[Stored items from a collection]
<<<<
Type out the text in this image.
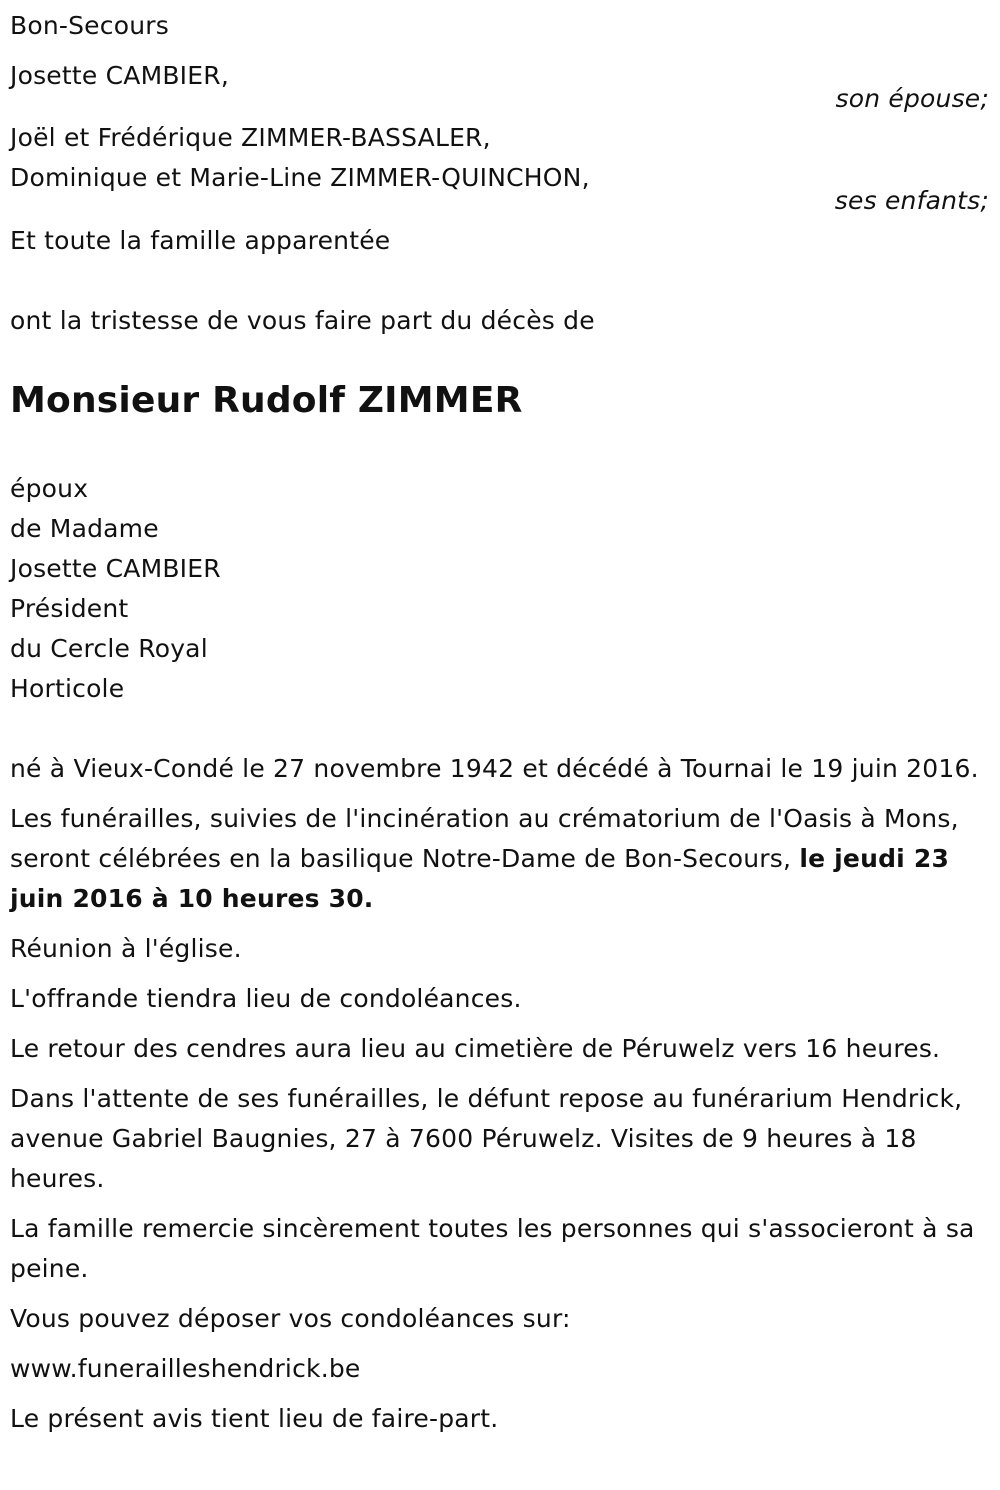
Bon-Secours

Josette CAMBIER,

son épouse;

Joël et Frédérique ZIMMER-BASSALER,

Dominique et Marie-Line ZIMMER-QUINCHON,

ses enfants;

Et toute la famille apparentée

ont la tristesse de vous faire part du décès de

Monsieur Rudolf ZIMMER

époux

de Madame

Josette CAMBIER

Président

du Cercle Royal

Horticole

né à Vieux-Condé le 27 novembre 1942 et décédé à Tournai le 19 juin 2016.

Les funérailles, suivies de l'incinération au crématorium de l'Oasis à Mons, seront célébrées en la basilique Notre-Dame de Bon-Secours, le jeudi 23 juin 2016 à 10 heures 30.

Réunion à l'église.

L'offrande tiendra lieu de condoléances.

Le retour des cendres aura lieu au cimetière de Péruwelz vers 16 heures.

Dans l'attente de ses funérailles, le défunt repose au funérarium Hendrick, avenue Gabriel Baugnies, 27 à 7600 Péruwelz. Visites de 9 heures à 18 heures.

La famille remercie sincèrement toutes les personnes qui s'associeront à sa peine.

Vous pouvez déposer vos condoléances sur:

www.funerailleshendrick.be

Le présent avis tient lieu de faire-part.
>>>>
Pictures excluded, quote all the data above exactly.

Type out the text in this image.
Bon-Secours

Josette CAMBIER,

son épouse;

Joël et Frédérique ZIMMER-BASSALER,

Dominique et Marie-Line ZIMMER-QUINCHON,

ses enfants;

Et toute la famille apparentée

ont la tristesse de vous faire part du décès de

Monsieur Rudolf ZIMMER

époux

de Madame

Josette CAMBIER

Président

du Cercle Royal

Horticole

né à Vieux-Condé le 27 novembre 1942 et décédé à Tournai le 19 juin 2016.

Les funérailles, suivies de l'incinération au crématorium de l'Oasis à Mons, seront célébrées en la basilique Notre-Dame de Bon-Secours, le jeudi 23 juin 2016 à 10 heures 30.

Réunion à l'église.

L'offrande tiendra lieu de condoléances.

Le retour des cendres aura lieu au cimetière de Péruwelz vers 16 heures.

Dans l'attente de ses funérailles, le défunt repose au funérarium Hendrick, avenue Gabriel Baugnies, 27 à 7600 Péruwelz. Visites de 9 heures à 18 heures.

La famille remercie sincèrement toutes les personnes qui s'associeront à sa peine.

Vous pouvez déposer vos condoléances sur:

www.funerailleshendrick.be

Le présent avis tient lieu de faire-part.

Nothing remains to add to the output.